**Instructions to follow**:
Please write out the complete listing that follows, exactly as it reads.

--- Start of Data for this task ---

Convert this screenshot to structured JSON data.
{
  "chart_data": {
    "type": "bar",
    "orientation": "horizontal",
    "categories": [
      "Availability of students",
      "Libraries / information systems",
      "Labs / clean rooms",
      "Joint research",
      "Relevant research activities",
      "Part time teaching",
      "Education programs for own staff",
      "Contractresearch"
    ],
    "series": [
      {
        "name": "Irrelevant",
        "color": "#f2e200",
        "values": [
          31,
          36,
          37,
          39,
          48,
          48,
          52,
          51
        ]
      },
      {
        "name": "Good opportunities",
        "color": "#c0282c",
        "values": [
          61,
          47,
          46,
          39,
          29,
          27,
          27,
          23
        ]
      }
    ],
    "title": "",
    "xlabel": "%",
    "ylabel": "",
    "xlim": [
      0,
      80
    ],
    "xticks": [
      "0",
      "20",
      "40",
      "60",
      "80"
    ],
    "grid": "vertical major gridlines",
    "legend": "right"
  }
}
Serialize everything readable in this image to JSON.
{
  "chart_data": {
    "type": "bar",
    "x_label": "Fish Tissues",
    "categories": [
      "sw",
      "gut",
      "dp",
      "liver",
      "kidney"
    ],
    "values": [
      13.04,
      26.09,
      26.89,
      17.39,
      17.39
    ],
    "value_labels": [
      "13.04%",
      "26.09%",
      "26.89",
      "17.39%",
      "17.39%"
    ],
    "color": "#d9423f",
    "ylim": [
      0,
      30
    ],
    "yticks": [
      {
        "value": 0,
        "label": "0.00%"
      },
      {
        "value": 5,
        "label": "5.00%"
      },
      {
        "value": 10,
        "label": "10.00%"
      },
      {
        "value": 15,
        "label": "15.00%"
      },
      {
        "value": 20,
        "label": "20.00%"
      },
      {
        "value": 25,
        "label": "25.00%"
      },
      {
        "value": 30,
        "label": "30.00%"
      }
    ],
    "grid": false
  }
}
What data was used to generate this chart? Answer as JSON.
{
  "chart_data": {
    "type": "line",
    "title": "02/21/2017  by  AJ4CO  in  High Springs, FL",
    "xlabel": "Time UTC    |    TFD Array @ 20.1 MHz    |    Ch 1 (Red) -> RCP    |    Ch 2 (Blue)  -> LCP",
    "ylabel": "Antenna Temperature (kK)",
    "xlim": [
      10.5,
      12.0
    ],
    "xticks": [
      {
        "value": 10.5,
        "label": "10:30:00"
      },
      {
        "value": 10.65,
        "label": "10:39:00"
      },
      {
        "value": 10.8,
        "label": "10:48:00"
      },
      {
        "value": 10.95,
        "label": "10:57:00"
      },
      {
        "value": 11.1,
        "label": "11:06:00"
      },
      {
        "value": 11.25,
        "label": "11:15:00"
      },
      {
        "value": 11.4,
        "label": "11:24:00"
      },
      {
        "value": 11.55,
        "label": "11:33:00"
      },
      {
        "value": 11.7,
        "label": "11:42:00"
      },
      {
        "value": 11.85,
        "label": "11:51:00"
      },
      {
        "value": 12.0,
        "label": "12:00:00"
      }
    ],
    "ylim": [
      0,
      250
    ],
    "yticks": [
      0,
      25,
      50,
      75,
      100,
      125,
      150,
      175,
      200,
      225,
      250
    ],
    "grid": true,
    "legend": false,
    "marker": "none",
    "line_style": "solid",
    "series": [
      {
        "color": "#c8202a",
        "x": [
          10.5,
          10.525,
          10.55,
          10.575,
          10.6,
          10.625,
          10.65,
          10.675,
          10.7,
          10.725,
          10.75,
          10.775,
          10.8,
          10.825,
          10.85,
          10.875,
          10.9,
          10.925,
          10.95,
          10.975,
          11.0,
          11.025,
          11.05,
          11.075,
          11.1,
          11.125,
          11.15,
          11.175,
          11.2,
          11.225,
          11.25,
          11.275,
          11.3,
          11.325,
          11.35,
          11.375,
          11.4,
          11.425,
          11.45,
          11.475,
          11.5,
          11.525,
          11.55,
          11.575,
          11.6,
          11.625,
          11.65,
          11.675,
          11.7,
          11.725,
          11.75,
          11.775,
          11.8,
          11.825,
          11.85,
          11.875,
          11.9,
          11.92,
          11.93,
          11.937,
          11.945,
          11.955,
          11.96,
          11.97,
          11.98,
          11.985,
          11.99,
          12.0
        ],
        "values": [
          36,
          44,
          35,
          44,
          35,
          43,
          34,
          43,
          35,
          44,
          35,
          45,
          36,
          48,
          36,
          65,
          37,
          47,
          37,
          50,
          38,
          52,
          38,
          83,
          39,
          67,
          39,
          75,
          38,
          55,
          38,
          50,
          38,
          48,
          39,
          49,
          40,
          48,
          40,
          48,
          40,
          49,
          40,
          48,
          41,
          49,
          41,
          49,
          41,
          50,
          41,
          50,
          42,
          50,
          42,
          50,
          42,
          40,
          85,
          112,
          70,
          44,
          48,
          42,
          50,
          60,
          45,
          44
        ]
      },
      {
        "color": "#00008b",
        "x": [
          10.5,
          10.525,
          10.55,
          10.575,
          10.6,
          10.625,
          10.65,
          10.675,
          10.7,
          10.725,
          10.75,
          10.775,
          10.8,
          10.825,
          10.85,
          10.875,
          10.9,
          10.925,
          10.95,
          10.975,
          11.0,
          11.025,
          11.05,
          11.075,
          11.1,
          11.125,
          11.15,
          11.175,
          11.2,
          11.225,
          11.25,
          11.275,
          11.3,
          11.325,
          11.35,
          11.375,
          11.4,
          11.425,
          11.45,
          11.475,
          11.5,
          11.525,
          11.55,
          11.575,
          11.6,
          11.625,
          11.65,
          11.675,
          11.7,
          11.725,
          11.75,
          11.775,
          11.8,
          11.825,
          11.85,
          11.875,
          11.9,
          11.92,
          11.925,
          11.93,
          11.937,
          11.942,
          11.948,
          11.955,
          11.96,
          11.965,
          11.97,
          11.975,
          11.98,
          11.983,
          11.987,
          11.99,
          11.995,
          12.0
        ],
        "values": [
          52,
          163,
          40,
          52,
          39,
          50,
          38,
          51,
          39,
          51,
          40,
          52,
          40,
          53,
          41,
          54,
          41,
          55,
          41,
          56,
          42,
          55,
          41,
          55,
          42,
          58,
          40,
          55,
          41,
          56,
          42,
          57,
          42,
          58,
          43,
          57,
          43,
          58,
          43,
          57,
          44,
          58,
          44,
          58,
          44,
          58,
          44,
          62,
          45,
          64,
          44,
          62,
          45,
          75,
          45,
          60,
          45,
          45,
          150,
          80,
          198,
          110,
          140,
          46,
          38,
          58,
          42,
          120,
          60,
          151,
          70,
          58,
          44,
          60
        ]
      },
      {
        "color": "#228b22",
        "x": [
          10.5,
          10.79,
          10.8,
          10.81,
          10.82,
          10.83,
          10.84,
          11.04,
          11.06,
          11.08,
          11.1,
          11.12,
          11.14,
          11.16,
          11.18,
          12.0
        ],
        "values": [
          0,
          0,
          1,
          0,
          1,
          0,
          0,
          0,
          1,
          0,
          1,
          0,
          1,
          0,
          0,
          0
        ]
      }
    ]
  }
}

--- End of Data for this task ---

**Solution to the exercise**:
Convert this screenshot to structured JSON data.
{
  "chart_data": {
    "type": "bar",
    "orientation": "horizontal",
    "categories": [
      "Availability of students",
      "Libraries / information systems",
      "Labs / clean rooms",
      "Joint research",
      "Relevant research activities",
      "Part time teaching",
      "Education programs for own staff",
      "Contractresearch"
    ],
    "series": [
      {
        "name": "Irrelevant",
        "color": "#f2e200",
        "values": [
          31,
          36,
          37,
          39,
          48,
          48,
          52,
          51
        ]
      },
      {
        "name": "Good opportunities",
        "color": "#c0282c",
        "values": [
          61,
          47,
          46,
          39,
          29,
          27,
          27,
          23
        ]
      }
    ],
    "title": "",
    "xlabel": "%",
    "ylabel": "",
    "xlim": [
      0,
      80
    ],
    "xticks": [
      "0",
      "20",
      "40",
      "60",
      "80"
    ],
    "grid": "vertical major gridlines",
    "legend": "right"
  }
}
Serialize everything readable in this image to JSON.
{
  "chart_data": {
    "type": "bar",
    "x_label": "Fish Tissues",
    "categories": [
      "sw",
      "gut",
      "dp",
      "liver",
      "kidney"
    ],
    "values": [
      13.04,
      26.09,
      26.89,
      17.39,
      17.39
    ],
    "value_labels": [
      "13.04%",
      "26.09%",
      "26.89",
      "17.39%",
      "17.39%"
    ],
    "color": "#d9423f",
    "ylim": [
      0,
      30
    ],
    "yticks": [
      {
        "value": 0,
        "label": "0.00%"
      },
      {
        "value": 5,
        "label": "5.00%"
      },
      {
        "value": 10,
        "label": "10.00%"
      },
      {
        "value": 15,
        "label": "15.00%"
      },
      {
        "value": 20,
        "label": "20.00%"
      },
      {
        "value": 25,
        "label": "25.00%"
      },
      {
        "value": 30,
        "label": "30.00%"
      }
    ],
    "grid": false
  }
}
What data was used to generate this chart? Answer as JSON.
{
  "chart_data": {
    "type": "line",
    "title": "02/21/2017  by  AJ4CO  in  High Springs, FL",
    "xlabel": "Time UTC    |    TFD Array @ 20.1 MHz    |    Ch 1 (Red) -> RCP    |    Ch 2 (Blue)  -> LCP",
    "ylabel": "Antenna Temperature (kK)",
    "xlim": [
      10.5,
      12.0
    ],
    "xticks": [
      {
        "value": 10.5,
        "label": "10:30:00"
      },
      {
        "value": 10.65,
        "label": "10:39:00"
      },
      {
        "value": 10.8,
        "label": "10:48:00"
      },
      {
        "value": 10.95,
        "label": "10:57:00"
      },
      {
        "value": 11.1,
        "label": "11:06:00"
      },
      {
        "value": 11.25,
        "label": "11:15:00"
      },
      {
        "value": 11.4,
        "label": "11:24:00"
      },
      {
        "value": 11.55,
        "label": "11:33:00"
      },
      {
        "value": 11.7,
        "label": "11:42:00"
      },
      {
        "value": 11.85,
        "label": "11:51:00"
      },
      {
        "value": 12.0,
        "label": "12:00:00"
      }
    ],
    "ylim": [
      0,
      250
    ],
    "yticks": [
      0,
      25,
      50,
      75,
      100,
      125,
      150,
      175,
      200,
      225,
      250
    ],
    "grid": true,
    "legend": false,
    "marker": "none",
    "line_style": "solid",
    "series": [
      {
        "color": "#c8202a",
        "x": [
          10.5,
          10.525,
          10.55,
          10.575,
          10.6,
          10.625,
          10.65,
          10.675,
          10.7,
          10.725,
          10.75,
          10.775,
          10.8,
          10.825,
          10.85,
          10.875,
          10.9,
          10.925,
          10.95,
          10.975,
          11.0,
          11.025,
          11.05,
          11.075,
          11.1,
          11.125,
          11.15,
          11.175,
          11.2,
          11.225,
          11.25,
          11.275,
          11.3,
          11.325,
          11.35,
          11.375,
          11.4,
          11.425,
          11.45,
          11.475,
          11.5,
          11.525,
          11.55,
          11.575,
          11.6,
          11.625,
          11.65,
          11.675,
          11.7,
          11.725,
          11.75,
          11.775,
          11.8,
          11.825,
          11.85,
          11.875,
          11.9,
          11.92,
          11.93,
          11.937,
          11.945,
          11.955,
          11.96,
          11.97,
          11.98,
          11.985,
          11.99,
          12.0
        ],
        "values": [
          36,
          44,
          35,
          44,
          35,
          43,
          34,
          43,
          35,
          44,
          35,
          45,
          36,
          48,
          36,
          65,
          37,
          47,
          37,
          50,
          38,
          52,
          38,
          83,
          39,
          67,
          39,
          75,
          38,
          55,
          38,
          50,
          38,
          48,
          39,
          49,
          40,
          48,
          40,
          48,
          40,
          49,
          40,
          48,
          41,
          49,
          41,
          49,
          41,
          50,
          41,
          50,
          42,
          50,
          42,
          50,
          42,
          40,
          85,
          112,
          70,
          44,
          48,
          42,
          50,
          60,
          45,
          44
        ]
      },
      {
        "color": "#00008b",
        "x": [
          10.5,
          10.525,
          10.55,
          10.575,
          10.6,
          10.625,
          10.65,
          10.675,
          10.7,
          10.725,
          10.75,
          10.775,
          10.8,
          10.825,
          10.85,
          10.875,
          10.9,
          10.925,
          10.95,
          10.975,
          11.0,
          11.025,
          11.05,
          11.075,
          11.1,
          11.125,
          11.15,
          11.175,
          11.2,
          11.225,
          11.25,
          11.275,
          11.3,
          11.325,
          11.35,
          11.375,
          11.4,
          11.425,
          11.45,
          11.475,
          11.5,
          11.525,
          11.55,
          11.575,
          11.6,
          11.625,
          11.65,
          11.675,
          11.7,
          11.725,
          11.75,
          11.775,
          11.8,
          11.825,
          11.85,
          11.875,
          11.9,
          11.92,
          11.925,
          11.93,
          11.937,
          11.942,
          11.948,
          11.955,
          11.96,
          11.965,
          11.97,
          11.975,
          11.98,
          11.983,
          11.987,
          11.99,
          11.995,
          12.0
        ],
        "values": [
          52,
          163,
          40,
          52,
          39,
          50,
          38,
          51,
          39,
          51,
          40,
          52,
          40,
          53,
          41,
          54,
          41,
          55,
          41,
          56,
          42,
          55,
          41,
          55,
          42,
          58,
          40,
          55,
          41,
          56,
          42,
          57,
          42,
          58,
          43,
          57,
          43,
          58,
          43,
          57,
          44,
          58,
          44,
          58,
          44,
          58,
          44,
          62,
          45,
          64,
          44,
          62,
          45,
          75,
          45,
          60,
          45,
          45,
          150,
          80,
          198,
          110,
          140,
          46,
          38,
          58,
          42,
          120,
          60,
          151,
          70,
          58,
          44,
          60
        ]
      },
      {
        "color": "#228b22",
        "x": [
          10.5,
          10.79,
          10.8,
          10.81,
          10.82,
          10.83,
          10.84,
          11.04,
          11.06,
          11.08,
          11.1,
          11.12,
          11.14,
          11.16,
          11.18,
          12.0
        ],
        "values": [
          0,
          0,
          1,
          0,
          1,
          0,
          0,
          0,
          1,
          0,
          1,
          0,
          1,
          0,
          0,
          0
        ]
      }
    ]
  }
}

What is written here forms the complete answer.